WHAT THIS TASK INVOLVES = Your task is to give the number of lines in the listing that include "MgMo", and nothing else.
━━━━━━━━━━
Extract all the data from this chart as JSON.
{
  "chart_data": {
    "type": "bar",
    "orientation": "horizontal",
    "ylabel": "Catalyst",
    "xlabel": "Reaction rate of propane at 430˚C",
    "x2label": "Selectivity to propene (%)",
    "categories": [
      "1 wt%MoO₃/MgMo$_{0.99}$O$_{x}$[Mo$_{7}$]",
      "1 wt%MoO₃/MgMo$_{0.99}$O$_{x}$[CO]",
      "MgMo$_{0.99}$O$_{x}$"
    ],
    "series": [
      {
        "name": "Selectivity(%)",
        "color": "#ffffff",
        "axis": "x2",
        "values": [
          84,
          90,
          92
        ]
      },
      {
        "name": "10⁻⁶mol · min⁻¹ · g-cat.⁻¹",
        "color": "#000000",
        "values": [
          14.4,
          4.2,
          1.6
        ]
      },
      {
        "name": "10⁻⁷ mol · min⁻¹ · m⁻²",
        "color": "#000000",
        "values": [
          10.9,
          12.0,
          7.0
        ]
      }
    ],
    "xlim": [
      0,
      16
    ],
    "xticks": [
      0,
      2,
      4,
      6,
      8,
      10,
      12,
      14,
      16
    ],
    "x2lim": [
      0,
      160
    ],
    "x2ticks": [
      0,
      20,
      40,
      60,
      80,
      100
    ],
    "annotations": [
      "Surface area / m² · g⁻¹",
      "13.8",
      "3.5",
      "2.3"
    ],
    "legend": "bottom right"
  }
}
━━━━━━━━━━
FINISHED EXERCISE = 3